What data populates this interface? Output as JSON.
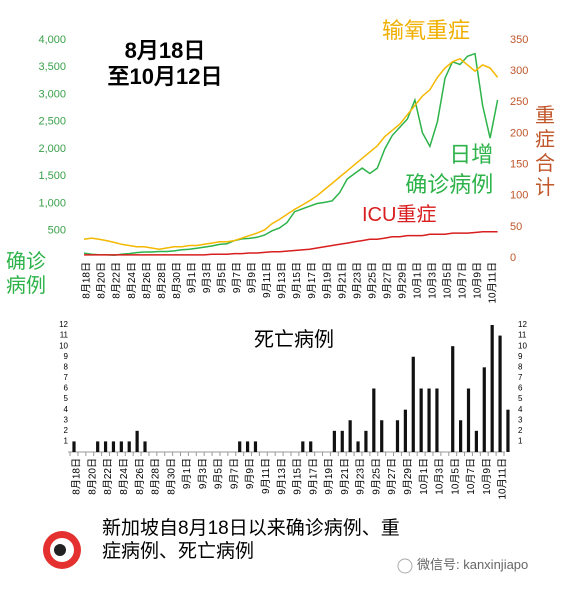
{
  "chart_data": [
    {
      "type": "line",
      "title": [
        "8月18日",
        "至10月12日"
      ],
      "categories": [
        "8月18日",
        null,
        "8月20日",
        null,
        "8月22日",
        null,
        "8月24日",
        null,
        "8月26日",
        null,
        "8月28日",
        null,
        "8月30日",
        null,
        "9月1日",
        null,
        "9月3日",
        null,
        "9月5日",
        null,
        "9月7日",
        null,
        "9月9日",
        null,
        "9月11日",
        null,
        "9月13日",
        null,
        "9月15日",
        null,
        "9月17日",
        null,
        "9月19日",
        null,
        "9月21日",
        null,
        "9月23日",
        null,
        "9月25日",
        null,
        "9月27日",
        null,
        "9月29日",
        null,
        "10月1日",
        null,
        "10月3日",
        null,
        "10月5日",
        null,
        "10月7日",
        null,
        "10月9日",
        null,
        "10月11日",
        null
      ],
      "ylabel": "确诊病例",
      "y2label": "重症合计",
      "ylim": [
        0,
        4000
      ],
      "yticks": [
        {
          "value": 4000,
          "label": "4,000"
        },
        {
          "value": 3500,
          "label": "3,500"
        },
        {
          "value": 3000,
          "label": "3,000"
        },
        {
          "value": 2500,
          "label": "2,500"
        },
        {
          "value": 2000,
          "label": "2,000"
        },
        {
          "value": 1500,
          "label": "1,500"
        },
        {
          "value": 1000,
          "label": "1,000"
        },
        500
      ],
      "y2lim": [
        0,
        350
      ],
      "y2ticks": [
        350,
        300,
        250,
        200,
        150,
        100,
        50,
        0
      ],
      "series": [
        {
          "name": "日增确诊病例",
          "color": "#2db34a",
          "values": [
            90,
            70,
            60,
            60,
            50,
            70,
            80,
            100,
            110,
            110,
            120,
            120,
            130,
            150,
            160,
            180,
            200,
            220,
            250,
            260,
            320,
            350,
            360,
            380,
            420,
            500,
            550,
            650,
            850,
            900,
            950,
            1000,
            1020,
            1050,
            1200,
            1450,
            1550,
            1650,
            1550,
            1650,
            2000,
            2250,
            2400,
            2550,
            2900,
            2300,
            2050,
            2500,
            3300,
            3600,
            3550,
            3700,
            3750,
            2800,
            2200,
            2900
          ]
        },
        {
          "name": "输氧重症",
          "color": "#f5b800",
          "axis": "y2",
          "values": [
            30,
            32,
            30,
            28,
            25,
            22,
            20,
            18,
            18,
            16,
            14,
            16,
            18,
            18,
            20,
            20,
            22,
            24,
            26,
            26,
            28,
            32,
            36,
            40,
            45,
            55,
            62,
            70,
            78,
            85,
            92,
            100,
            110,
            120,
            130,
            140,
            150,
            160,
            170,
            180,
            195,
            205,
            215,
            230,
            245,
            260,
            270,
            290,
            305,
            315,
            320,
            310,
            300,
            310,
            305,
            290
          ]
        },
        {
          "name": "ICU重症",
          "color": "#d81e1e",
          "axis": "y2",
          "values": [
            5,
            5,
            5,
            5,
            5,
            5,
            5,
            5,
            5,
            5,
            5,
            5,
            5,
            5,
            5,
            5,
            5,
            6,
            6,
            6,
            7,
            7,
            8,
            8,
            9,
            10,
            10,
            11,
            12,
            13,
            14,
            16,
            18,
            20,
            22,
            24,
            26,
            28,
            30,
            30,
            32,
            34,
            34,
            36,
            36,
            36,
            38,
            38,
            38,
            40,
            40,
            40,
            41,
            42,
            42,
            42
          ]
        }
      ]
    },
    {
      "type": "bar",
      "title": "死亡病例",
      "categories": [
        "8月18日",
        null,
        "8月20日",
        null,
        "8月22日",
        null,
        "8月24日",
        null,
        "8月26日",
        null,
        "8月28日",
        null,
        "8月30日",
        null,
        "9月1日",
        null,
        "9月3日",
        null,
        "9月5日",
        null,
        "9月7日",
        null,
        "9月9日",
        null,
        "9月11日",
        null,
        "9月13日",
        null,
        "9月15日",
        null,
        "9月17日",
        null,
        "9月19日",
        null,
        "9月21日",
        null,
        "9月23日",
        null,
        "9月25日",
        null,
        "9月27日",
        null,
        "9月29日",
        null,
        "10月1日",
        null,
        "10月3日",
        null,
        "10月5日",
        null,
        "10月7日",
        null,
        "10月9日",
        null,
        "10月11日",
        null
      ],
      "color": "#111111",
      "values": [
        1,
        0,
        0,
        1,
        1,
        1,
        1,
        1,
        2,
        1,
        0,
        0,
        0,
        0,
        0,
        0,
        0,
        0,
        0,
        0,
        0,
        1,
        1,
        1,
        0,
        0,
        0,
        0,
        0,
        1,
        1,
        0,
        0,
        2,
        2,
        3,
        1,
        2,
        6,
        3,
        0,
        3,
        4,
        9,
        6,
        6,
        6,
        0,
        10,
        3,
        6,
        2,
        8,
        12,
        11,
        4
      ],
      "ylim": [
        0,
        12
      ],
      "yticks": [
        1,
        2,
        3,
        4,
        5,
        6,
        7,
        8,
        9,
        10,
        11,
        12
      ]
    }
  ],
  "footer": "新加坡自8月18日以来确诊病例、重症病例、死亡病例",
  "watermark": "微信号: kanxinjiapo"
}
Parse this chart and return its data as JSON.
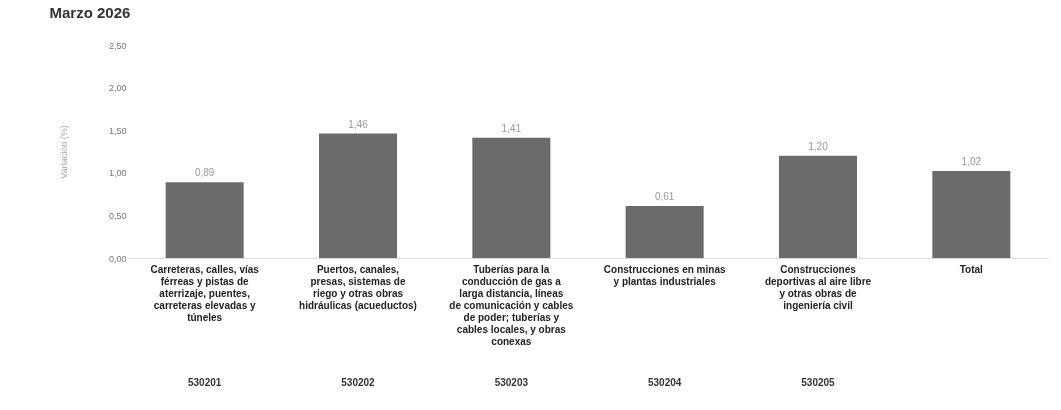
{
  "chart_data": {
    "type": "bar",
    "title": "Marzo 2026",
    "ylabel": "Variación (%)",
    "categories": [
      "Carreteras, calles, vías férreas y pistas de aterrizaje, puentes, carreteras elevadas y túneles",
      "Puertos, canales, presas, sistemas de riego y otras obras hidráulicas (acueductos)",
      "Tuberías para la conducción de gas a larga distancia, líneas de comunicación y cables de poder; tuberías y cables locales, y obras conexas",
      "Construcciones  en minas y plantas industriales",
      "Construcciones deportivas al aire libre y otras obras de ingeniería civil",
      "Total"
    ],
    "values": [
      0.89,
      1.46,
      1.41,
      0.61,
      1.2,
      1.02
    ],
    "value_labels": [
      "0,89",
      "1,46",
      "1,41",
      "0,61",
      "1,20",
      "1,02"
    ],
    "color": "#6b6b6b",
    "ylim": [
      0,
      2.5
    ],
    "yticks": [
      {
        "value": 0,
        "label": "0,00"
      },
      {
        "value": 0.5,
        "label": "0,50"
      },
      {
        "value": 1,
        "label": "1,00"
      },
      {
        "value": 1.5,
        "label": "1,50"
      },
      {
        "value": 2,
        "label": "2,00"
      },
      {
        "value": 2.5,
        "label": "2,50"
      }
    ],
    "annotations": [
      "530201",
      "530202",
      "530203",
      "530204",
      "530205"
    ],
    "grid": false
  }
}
━━━━━━━━━━
DIRECTIONS: Reproduce the full listing above verbatim, with no pictures included.

ANSWER:
What data populates this interface? Output as JSON.
{
  "chart_data": [
    {
      "type": "line",
      "title": [
        "8月18日",
        "至10月12日"
      ],
      "categories": [
        "8月18日",
        null,
        "8月20日",
        null,
        "8月22日",
        null,
        "8月24日",
        null,
        "8月26日",
        null,
        "8月28日",
        null,
        "8月30日",
        null,
        "9月1日",
        null,
        "9月3日",
        null,
        "9月5日",
        null,
        "9月7日",
        null,
        "9月9日",
        null,
        "9月11日",
        null,
        "9月13日",
        null,
        "9月15日",
        null,
        "9月17日",
        null,
        "9月19日",
        null,
        "9月21日",
        null,
        "9月23日",
        null,
        "9月25日",
        null,
        "9月27日",
        null,
        "9月29日",
        null,
        "10月1日",
        null,
        "10月3日",
        null,
        "10月5日",
        null,
        "10月7日",
        null,
        "10月9日",
        null,
        "10月11日",
        null
      ],
      "ylabel": "确诊病例",
      "y2label": "重症合计",
      "ylim": [
        0,
        4000
      ],
      "yticks": [
        {
          "value": 4000,
          "label": "4,000"
        },
        {
          "value": 3500,
          "label": "3,500"
        },
        {
          "value": 3000,
          "label": "3,000"
        },
        {
          "value": 2500,
          "label": "2,500"
        },
        {
          "value": 2000,
          "label": "2,000"
        },
        {
          "value": 1500,
          "label": "1,500"
        },
        {
          "value": 1000,
          "label": "1,000"
        },
        500
      ],
      "y2lim": [
        0,
        350
      ],
      "y2ticks": [
        350,
        300,
        250,
        200,
        150,
        100,
        50,
        0
      ],
      "series": [
        {
          "name": "日增确诊病例",
          "color": "#2db34a",
          "values": [
            90,
            70,
            60,
            60,
            50,
            70,
            80,
            100,
            110,
            110,
            120,
            120,
            130,
            150,
            160,
            180,
            200,
            220,
            250,
            260,
            320,
            350,
            360,
            380,
            420,
            500,
            550,
            650,
            850,
            900,
            950,
            1000,
            1020,
            1050,
            1200,
            1450,
            1550,
            1650,
            1550,
            1650,
            2000,
            2250,
            2400,
            2550,
            2900,
            2300,
            2050,
            2500,
            3300,
            3600,
            3550,
            3700,
            3750,
            2800,
            2200,
            2900
          ]
        },
        {
          "name": "输氧重症",
          "color": "#f5b800",
          "axis": "y2",
          "values": [
            30,
            32,
            30,
            28,
            25,
            22,
            20,
            18,
            18,
            16,
            14,
            16,
            18,
            18,
            20,
            20,
            22,
            24,
            26,
            26,
            28,
            32,
            36,
            40,
            45,
            55,
            62,
            70,
            78,
            85,
            92,
            100,
            110,
            120,
            130,
            140,
            150,
            160,
            170,
            180,
            195,
            205,
            215,
            230,
            245,
            260,
            270,
            290,
            305,
            315,
            320,
            310,
            300,
            310,
            305,
            290
          ]
        },
        {
          "name": "ICU重症",
          "color": "#d81e1e",
          "axis": "y2",
          "values": [
            5,
            5,
            5,
            5,
            5,
            5,
            5,
            5,
            5,
            5,
            5,
            5,
            5,
            5,
            5,
            5,
            5,
            6,
            6,
            6,
            7,
            7,
            8,
            8,
            9,
            10,
            10,
            11,
            12,
            13,
            14,
            16,
            18,
            20,
            22,
            24,
            26,
            28,
            30,
            30,
            32,
            34,
            34,
            36,
            36,
            36,
            38,
            38,
            38,
            40,
            40,
            40,
            41,
            42,
            42,
            42
          ]
        }
      ]
    },
    {
      "type": "bar",
      "title": "死亡病例",
      "categories": [
        "8月18日",
        null,
        "8月20日",
        null,
        "8月22日",
        null,
        "8月24日",
        null,
        "8月26日",
        null,
        "8月28日",
        null,
        "8月30日",
        null,
        "9月1日",
        null,
        "9月3日",
        null,
        "9月5日",
        null,
        "9月7日",
        null,
        "9月9日",
        null,
        "9月11日",
        null,
        "9月13日",
        null,
        "9月15日",
        null,
        "9月17日",
        null,
        "9月19日",
        null,
        "9月21日",
        null,
        "9月23日",
        null,
        "9月25日",
        null,
        "9月27日",
        null,
        "9月29日",
        null,
        "10月1日",
        null,
        "10月3日",
        null,
        "10月5日",
        null,
        "10月7日",
        null,
        "10月9日",
        null,
        "10月11日",
        null
      ],
      "color": "#111111",
      "values": [
        1,
        0,
        0,
        1,
        1,
        1,
        1,
        1,
        2,
        1,
        0,
        0,
        0,
        0,
        0,
        0,
        0,
        0,
        0,
        0,
        0,
        1,
        1,
        1,
        0,
        0,
        0,
        0,
        0,
        1,
        1,
        0,
        0,
        2,
        2,
        3,
        1,
        2,
        6,
        3,
        0,
        3,
        4,
        9,
        6,
        6,
        6,
        0,
        10,
        3,
        6,
        2,
        8,
        12,
        11,
        4
      ],
      "ylim": [
        0,
        12
      ],
      "yticks": [
        1,
        2,
        3,
        4,
        5,
        6,
        7,
        8,
        9,
        10,
        11,
        12
      ]
    }
  ],
  "footer": "新加坡自8月18日以来确诊病例、重症病例、死亡病例",
  "watermark": "微信号: kanxinjiapo"
}
Parse this chart and return its data as JSON.
{
  "chart_data": {
    "type": "bar",
    "title": "Marzo 2026",
    "ylabel": "Variación (%)",
    "categories": [
      "Carreteras, calles, vías férreas y pistas de aterrizaje, puentes, carreteras elevadas y túneles",
      "Puertos, canales, presas, sistemas de riego y otras obras hidráulicas (acueductos)",
      "Tuberías para la conducción de gas a larga distancia, líneas de comunicación y cables de poder; tuberías y cables locales, y obras conexas",
      "Construcciones  en minas y plantas industriales",
      "Construcciones deportivas al aire libre y otras obras de ingeniería civil",
      "Total"
    ],
    "values": [
      0.89,
      1.46,
      1.41,
      0.61,
      1.2,
      1.02
    ],
    "value_labels": [
      "0,89",
      "1,46",
      "1,41",
      "0,61",
      "1,20",
      "1,02"
    ],
    "color": "#6b6b6b",
    "ylim": [
      0,
      2.5
    ],
    "yticks": [
      {
        "value": 0,
        "label": "0,00"
      },
      {
        "value": 0.5,
        "label": "0,50"
      },
      {
        "value": 1,
        "label": "1,00"
      },
      {
        "value": 1.5,
        "label": "1,50"
      },
      {
        "value": 2,
        "label": "2,00"
      },
      {
        "value": 2.5,
        "label": "2,50"
      }
    ],
    "annotations": [
      "530201",
      "530202",
      "530203",
      "530204",
      "530205"
    ],
    "grid": false
  }
}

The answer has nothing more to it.